Exercise task:
Rewrite the text of each item below, changing "figure" to "drawing" everywhere and leaving everything else unchanged. Leave out the pictures.

^^^^^^^^

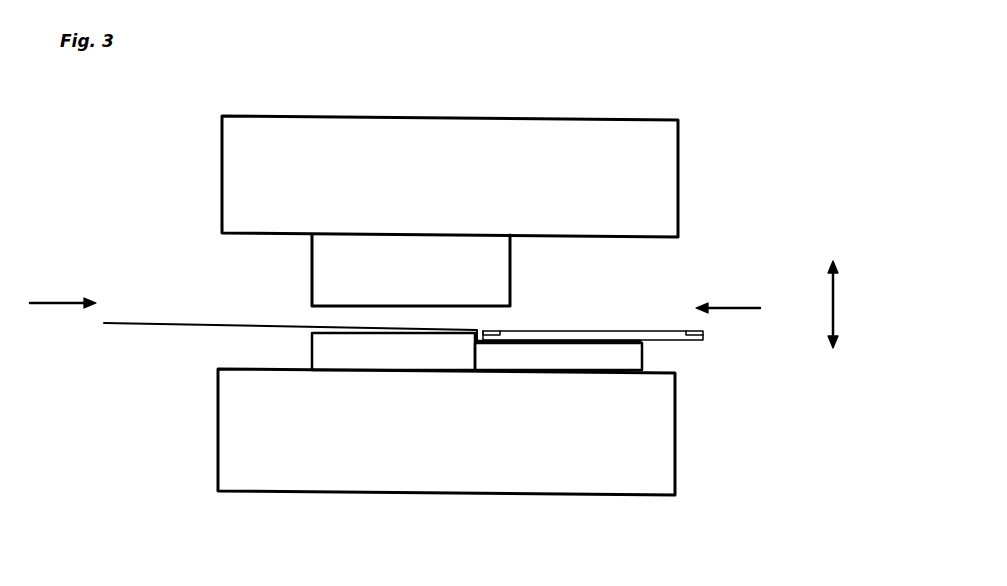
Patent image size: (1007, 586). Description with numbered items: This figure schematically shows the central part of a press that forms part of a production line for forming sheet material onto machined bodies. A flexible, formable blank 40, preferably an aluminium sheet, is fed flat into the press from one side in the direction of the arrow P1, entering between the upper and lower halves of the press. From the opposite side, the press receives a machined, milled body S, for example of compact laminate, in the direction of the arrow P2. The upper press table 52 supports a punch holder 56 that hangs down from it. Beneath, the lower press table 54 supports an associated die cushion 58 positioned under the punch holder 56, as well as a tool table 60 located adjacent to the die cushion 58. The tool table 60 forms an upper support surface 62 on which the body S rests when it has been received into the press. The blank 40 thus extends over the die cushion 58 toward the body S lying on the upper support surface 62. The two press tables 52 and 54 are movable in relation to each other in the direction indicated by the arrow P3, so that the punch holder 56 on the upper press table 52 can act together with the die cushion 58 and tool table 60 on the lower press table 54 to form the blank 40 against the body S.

The flexible, formable blank 40 is at (137, 323).
The upper press table 52 is at (565, 118).
The lower press table 54 is at (555, 495).
The punch holder 56 is at (312, 290).
The die cushion 58 is at (312, 358).
The tool table 60 is at (642, 352).
The upper support surface 62 is at (547, 338).
The body S is at (605, 330).
The arrow indicating feed direction of the blank P1 is at (63, 294).
The arrow indicating feed direction of the bodies P2 is at (728, 300).
The arrow indicating relative movement of the press tables P3 is at (847, 304).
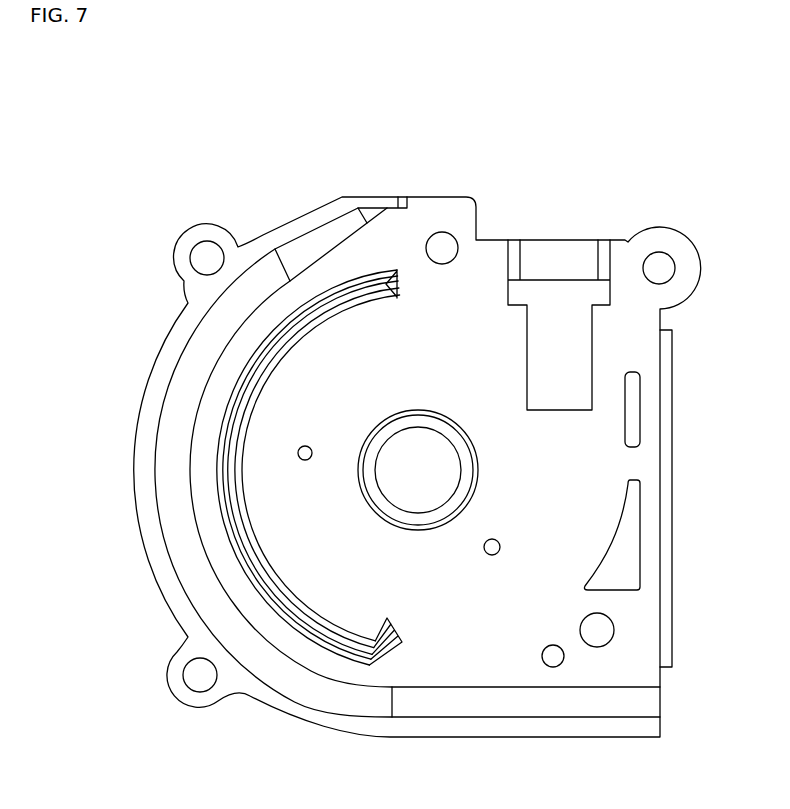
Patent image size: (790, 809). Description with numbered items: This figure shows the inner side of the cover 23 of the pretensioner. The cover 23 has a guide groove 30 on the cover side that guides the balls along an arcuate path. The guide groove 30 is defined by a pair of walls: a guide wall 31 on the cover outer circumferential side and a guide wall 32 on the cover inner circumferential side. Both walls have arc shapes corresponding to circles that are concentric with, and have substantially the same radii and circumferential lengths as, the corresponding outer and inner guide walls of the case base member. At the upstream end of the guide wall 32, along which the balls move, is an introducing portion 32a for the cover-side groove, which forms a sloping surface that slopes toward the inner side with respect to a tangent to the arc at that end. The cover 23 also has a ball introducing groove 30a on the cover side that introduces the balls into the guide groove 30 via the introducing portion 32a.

The cover 23 is at (290, 165).
The guide groove on the cover side 30 is at (213, 405).
The guide wall on the cover outer circumferential side 31 is at (165, 473).
The guide wall on the cover inner circumferential side 32 is at (257, 557).
The introducing portion for the cover-side groove 32a is at (387, 650).
The ball introducing groove on the cover side 30a is at (375, 675).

^^^^^^^^

Expected output:
Patent image size: (1007, 586). Description with numbered items: This drawing schematically shows the central part of a press that forms part of a production line for forming sheet material onto machined bodies. A flexible, formable blank 40, preferably an aluminium sheet, is fed flat into the press from one side in the direction of the arrow P1, entering between the upper and lower halves of the press. From the opposite side, the press receives a machined, milled body S, for example of compact laminate, in the direction of the arrow P2. The upper press table 52 supports a punch holder 56 that hangs down from it. Beneath, the lower press table 54 supports an associated die cushion 58 positioned under the punch holder 56, as well as a tool table 60 located adjacent to the die cushion 58. The tool table 60 forms an upper support surface 62 on which the body S rests when it has been received into the press. The blank 40 thus extends over the die cushion 58 toward the body S lying on the upper support surface 62. The two press tables 52 and 54 are movable in relation to each other in the direction indicated by the arrow P3, so that the punch holder 56 on the upper press table 52 can act together with the die cushion 58 and tool table 60 on the lower press table 54 to form the blank 40 against the body S.

The flexible, formable blank 40 is at (137, 323).
The upper press table 52 is at (565, 118).
The lower press table 54 is at (555, 495).
The punch holder 56 is at (312, 290).
The die cushion 58 is at (312, 358).
The tool table 60 is at (642, 352).
The upper support surface 62 is at (547, 338).
The body S is at (605, 330).
The arrow indicating feed direction of the blank P1 is at (63, 294).
The arrow indicating feed direction of the bodies P2 is at (728, 300).
The arrow indicating relative movement of the press tables P3 is at (847, 304).
Patent image size: (790, 809). Description with numbered items: This drawing shows the inner side of the cover 23 of the pretensioner. The cover 23 has a guide groove 30 on the cover side that guides the balls along an arcuate path. The guide groove 30 is defined by a pair of walls: a guide wall 31 on the cover outer circumferential side and a guide wall 32 on the cover inner circumferential side. Both walls have arc shapes corresponding to circles that are concentric with, and have substantially the same radii and circumferential lengths as, the corresponding outer and inner guide walls of the case base member. At the upstream end of the guide wall 32, along which the balls move, is an introducing portion 32a for the cover-side groove, which forms a sloping surface that slopes toward the inner side with respect to a tangent to the arc at that end. The cover 23 also has a ball introducing groove 30a on the cover side that introduces the balls into the guide groove 30 via the introducing portion 32a.

The cover 23 is at (290, 165).
The guide groove on the cover side 30 is at (213, 405).
The guide wall on the cover outer circumferential side 31 is at (165, 473).
The guide wall on the cover inner circumferential side 32 is at (257, 557).
The introducing portion for the cover-side groove 32a is at (387, 650).
The ball introducing groove on the cover side 30a is at (375, 675).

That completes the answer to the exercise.